(Written problem)
Pull out every line of the listing below that contains the string "difference", treating uppercase and lowercase letters as different.

(Exercise inputs)
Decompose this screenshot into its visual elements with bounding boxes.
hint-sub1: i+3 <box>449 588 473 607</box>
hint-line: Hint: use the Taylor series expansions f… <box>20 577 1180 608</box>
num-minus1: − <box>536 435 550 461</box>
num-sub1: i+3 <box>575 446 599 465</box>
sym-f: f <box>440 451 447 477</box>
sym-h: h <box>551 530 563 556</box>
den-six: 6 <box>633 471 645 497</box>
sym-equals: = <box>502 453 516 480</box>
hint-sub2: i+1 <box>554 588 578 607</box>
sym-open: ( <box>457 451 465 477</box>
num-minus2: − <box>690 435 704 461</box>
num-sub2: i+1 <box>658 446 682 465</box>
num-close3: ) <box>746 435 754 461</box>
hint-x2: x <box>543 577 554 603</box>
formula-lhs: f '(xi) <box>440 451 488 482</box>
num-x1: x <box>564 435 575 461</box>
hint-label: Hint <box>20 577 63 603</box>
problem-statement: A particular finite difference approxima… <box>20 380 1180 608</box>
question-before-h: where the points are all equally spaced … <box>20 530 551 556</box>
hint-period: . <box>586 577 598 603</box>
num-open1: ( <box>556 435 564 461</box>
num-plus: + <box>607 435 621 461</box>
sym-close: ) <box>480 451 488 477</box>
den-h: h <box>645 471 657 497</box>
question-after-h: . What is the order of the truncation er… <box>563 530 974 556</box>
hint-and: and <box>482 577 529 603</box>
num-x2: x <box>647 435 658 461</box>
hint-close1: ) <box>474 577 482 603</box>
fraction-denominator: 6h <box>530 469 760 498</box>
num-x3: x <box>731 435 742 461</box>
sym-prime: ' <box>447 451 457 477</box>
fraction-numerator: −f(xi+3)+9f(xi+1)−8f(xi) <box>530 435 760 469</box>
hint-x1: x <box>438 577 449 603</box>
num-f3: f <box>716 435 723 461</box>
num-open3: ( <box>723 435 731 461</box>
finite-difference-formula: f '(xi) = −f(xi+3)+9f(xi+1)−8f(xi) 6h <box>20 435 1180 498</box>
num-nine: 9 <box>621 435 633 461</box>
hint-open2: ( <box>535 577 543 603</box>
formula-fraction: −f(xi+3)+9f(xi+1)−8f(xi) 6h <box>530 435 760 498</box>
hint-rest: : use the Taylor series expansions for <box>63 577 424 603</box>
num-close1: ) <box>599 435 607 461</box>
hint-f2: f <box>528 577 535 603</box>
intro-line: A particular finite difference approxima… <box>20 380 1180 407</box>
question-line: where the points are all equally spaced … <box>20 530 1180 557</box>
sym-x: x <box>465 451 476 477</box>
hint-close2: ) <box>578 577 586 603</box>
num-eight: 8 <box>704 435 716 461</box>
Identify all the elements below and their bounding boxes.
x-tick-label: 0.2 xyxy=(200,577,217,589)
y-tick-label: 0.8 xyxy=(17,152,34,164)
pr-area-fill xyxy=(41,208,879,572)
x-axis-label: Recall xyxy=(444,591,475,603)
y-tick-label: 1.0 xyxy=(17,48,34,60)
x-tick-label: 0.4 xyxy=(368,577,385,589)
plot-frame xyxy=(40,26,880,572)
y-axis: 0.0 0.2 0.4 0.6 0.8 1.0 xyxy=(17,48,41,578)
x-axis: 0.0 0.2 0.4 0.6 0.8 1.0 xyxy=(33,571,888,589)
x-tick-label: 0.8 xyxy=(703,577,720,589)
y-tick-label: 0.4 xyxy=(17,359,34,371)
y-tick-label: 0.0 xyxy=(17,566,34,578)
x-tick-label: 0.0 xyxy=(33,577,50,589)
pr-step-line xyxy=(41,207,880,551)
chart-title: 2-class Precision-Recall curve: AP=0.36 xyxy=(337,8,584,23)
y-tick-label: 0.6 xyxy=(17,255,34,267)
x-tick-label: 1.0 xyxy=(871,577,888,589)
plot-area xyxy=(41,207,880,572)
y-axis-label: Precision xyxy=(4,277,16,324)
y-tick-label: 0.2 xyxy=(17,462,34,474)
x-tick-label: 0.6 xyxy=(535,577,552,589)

(Answer to this problem)
problem-statement: A particular finite difference approxima… <box>20 380 1180 608</box>
finite-difference-formula: f '(xi) = −f(xi+3)+9f(xi+1)−8f(xi) 6h <box>20 435 1180 498</box>
intro-line: A particular finite difference approxima… <box>20 380 1180 407</box>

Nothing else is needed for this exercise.